- _Aim of the task_:
Where a line contains the string "支持示范市", copy that line.

- _Stored data_:
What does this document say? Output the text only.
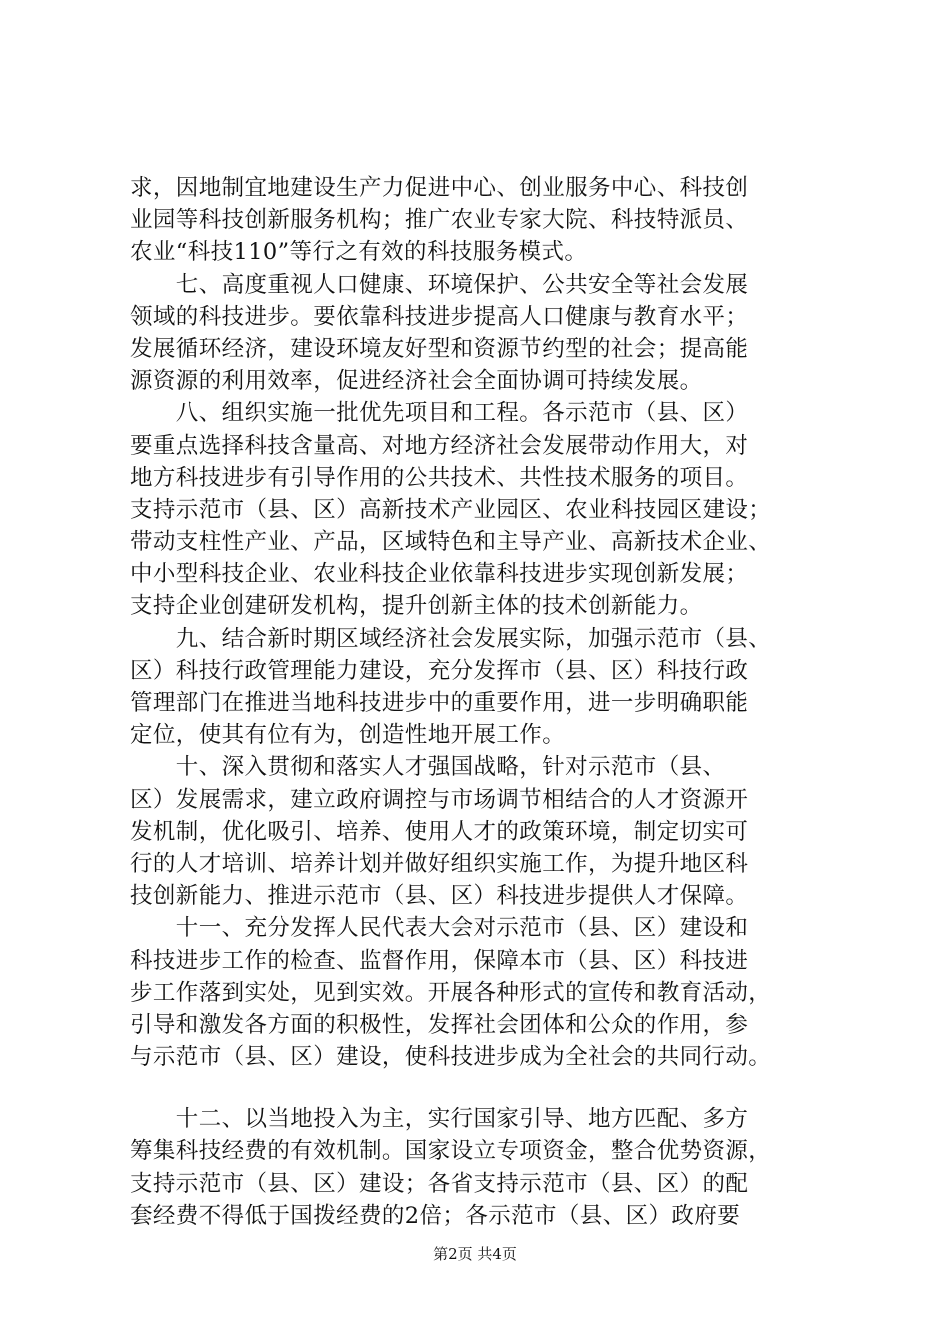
求，因地制宜地建设生产力促进中心、创业服务中心、科技创
业园等科技创新服务机构；推广农业专家大院、科技特派员、
农业“科技110”等行之有效的科技服务模式。
　　七、高度重视人口健康、环境保护、公共安全等社会发展
领域的科技进步。要依靠科技进步提高人口健康与教育水平；
发展循环经济，建设环境友好型和资源节约型的社会；提高能
源资源的利用效率，促进经济社会全面协调可持续发展。
　　八、组织实施一批优先项目和工程。各示范市（县、区）
要重点选择科技含量高、对地方经济社会发展带动作用大，对
地方科技进步有引导作用的公共技术、共性技术服务的项目。
支持示范市（县、区）高新技术产业园区、农业科技园区建设；
带动支柱性产业、产品，区域特色和主导产业、高新技术企业、
中小型科技企业、农业科技企业依靠科技进步实现创新发展；
支持企业创建研发机构，提升创新主体的技术创新能力。
　　九、结合新时期区域经济社会发展实际，加强示范市（县、
区）科技行政管理能力建设，充分发挥市（县、区）科技行政
管理部门在推进当地科技进步中的重要作用，进一步明确职能
定位，使其有位有为，创造性地开展工作。
　　十、深入贯彻和落实人才强国战略，针对示范市（县、
区）发展需求，建立政府调控与市场调节相结合的人才资源开
发机制，优化吸引、培养、使用人才的政策环境，制定切实可
行的人才培训、培养计划并做好组织实施工作，为提升地区科
技创新能力、推进示范市（县、区）科技进步提供人才保障。
　　十一、充分发挥人民代表大会对示范市（县、区）建设和
科技进步工作的检查、监督作用，保障本市（县、区）科技进
步工作落到实处，见到实效。开展各种形式的宣传和教育活动，
引导和激发各方面的积极性，发挥社会团体和公众的作用，参
与示范市（县、区）建设，使科技进步成为全社会的共同行动。
　　十二、以当地投入为主，实行国家引导、地方匹配、多方
筹集科技经费的有效机制。国家设立专项资金，整合优势资源，
支持示范市（县、区）建设；各省支持示范市（县、区）的配
套经费不得低于国拨经费的2倍；各示范市（县、区）政府要
第2页 共4页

- _Written response_:
支持示范市（县、区）高新技术产业园区、农业科技园区建设；
支持示范市（县、区）建设；各省支持示范市（县、区）的配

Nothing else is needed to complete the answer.